INSTRUCTIONS FOR THE TASK: Copy all of the material below exactly.

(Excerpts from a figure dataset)

• • • • • • •

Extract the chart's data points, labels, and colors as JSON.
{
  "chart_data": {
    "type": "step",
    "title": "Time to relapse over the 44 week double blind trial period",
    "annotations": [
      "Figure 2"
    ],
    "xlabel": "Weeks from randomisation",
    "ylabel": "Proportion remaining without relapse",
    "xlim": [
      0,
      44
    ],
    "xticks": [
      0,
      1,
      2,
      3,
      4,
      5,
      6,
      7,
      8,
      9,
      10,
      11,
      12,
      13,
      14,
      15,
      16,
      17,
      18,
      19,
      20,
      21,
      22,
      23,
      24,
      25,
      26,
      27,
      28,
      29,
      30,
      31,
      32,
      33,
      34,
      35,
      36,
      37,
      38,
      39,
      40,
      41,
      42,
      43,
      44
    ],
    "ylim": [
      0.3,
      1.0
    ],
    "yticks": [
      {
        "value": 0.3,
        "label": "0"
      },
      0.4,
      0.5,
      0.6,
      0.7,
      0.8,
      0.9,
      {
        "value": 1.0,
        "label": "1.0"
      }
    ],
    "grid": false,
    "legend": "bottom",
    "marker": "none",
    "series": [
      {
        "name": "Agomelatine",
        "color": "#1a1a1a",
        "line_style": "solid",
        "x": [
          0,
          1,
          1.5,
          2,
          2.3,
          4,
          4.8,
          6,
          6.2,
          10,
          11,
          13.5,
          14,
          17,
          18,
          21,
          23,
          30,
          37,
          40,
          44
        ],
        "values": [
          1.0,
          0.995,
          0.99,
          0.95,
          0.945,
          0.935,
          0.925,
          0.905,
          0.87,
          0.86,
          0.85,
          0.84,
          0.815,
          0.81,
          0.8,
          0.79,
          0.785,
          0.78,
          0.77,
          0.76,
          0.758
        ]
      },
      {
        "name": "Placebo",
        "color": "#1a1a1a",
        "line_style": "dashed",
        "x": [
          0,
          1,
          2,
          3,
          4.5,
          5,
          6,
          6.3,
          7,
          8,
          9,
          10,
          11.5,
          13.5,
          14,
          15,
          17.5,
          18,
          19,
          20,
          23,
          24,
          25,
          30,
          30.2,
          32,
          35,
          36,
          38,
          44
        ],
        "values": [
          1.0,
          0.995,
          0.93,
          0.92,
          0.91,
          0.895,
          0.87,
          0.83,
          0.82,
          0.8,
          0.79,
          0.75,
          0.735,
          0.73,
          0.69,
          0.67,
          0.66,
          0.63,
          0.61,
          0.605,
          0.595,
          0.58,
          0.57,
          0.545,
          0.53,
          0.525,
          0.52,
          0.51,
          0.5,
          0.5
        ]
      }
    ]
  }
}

• • • • • • •

ANSWER FOR THE TASK:
Extract the chart's data points, labels, and colors as JSON.
{
  "chart_data": {
    "type": "step",
    "title": "Time to relapse over the 44 week double blind trial period",
    "annotations": [
      "Figure 2"
    ],
    "xlabel": "Weeks from randomisation",
    "ylabel": "Proportion remaining without relapse",
    "xlim": [
      0,
      44
    ],
    "xticks": [
      0,
      1,
      2,
      3,
      4,
      5,
      6,
      7,
      8,
      9,
      10,
      11,
      12,
      13,
      14,
      15,
      16,
      17,
      18,
      19,
      20,
      21,
      22,
      23,
      24,
      25,
      26,
      27,
      28,
      29,
      30,
      31,
      32,
      33,
      34,
      35,
      36,
      37,
      38,
      39,
      40,
      41,
      42,
      43,
      44
    ],
    "ylim": [
      0.3,
      1.0
    ],
    "yticks": [
      {
        "value": 0.3,
        "label": "0"
      },
      0.4,
      0.5,
      0.6,
      0.7,
      0.8,
      0.9,
      {
        "value": 1.0,
        "label": "1.0"
      }
    ],
    "grid": false,
    "legend": "bottom",
    "marker": "none",
    "series": [
      {
        "name": "Agomelatine",
        "color": "#1a1a1a",
        "line_style": "solid",
        "x": [
          0,
          1,
          1.5,
          2,
          2.3,
          4,
          4.8,
          6,
          6.2,
          10,
          11,
          13.5,
          14,
          17,
          18,
          21,
          23,
          30,
          37,
          40,
          44
        ],
        "values": [
          1.0,
          0.995,
          0.99,
          0.95,
          0.945,
          0.935,
          0.925,
          0.905,
          0.87,
          0.86,
          0.85,
          0.84,
          0.815,
          0.81,
          0.8,
          0.79,
          0.785,
          0.78,
          0.77,
          0.76,
          0.758
        ]
      },
      {
        "name": "Placebo",
        "color": "#1a1a1a",
        "line_style": "dashed",
        "x": [
          0,
          1,
          2,
          3,
          4.5,
          5,
          6,
          6.3,
          7,
          8,
          9,
          10,
          11.5,
          13.5,
          14,
          15,
          17.5,
          18,
          19,
          20,
          23,
          24,
          25,
          30,
          30.2,
          32,
          35,
          36,
          38,
          44
        ],
        "values": [
          1.0,
          0.995,
          0.93,
          0.92,
          0.91,
          0.895,
          0.87,
          0.83,
          0.82,
          0.8,
          0.79,
          0.75,
          0.735,
          0.73,
          0.69,
          0.67,
          0.66,
          0.63,
          0.61,
          0.605,
          0.595,
          0.58,
          0.57,
          0.545,
          0.53,
          0.525,
          0.52,
          0.51,
          0.5,
          0.5
        ]
      }
    ]
  }
}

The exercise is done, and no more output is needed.